→ **Work to complete**: Filter the data for lines with the word "subtitle", then copy every line so identified.

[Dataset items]

==*==

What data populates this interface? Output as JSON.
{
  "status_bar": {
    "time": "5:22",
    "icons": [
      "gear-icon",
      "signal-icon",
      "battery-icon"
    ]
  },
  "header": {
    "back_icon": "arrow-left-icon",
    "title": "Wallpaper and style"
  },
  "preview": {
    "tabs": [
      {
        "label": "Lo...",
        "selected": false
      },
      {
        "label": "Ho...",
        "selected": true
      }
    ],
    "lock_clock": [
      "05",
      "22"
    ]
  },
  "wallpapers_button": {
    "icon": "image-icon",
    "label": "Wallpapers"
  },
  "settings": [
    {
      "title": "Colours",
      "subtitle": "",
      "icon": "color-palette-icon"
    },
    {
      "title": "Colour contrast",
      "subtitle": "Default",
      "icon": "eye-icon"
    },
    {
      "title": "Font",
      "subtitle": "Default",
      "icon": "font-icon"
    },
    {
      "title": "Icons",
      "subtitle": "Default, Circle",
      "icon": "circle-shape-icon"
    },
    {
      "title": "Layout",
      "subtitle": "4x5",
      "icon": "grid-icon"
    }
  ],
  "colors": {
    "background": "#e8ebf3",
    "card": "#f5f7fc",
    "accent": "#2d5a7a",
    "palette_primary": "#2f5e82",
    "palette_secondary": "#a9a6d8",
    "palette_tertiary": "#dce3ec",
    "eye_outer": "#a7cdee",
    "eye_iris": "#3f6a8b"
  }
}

==*==

→ **Expected answer**:
      "subtitle": "",
      "subtitle": "Default",
      "subtitle": "Default",
      "subtitle": "Default, Circle",
      "subtitle": "4x5",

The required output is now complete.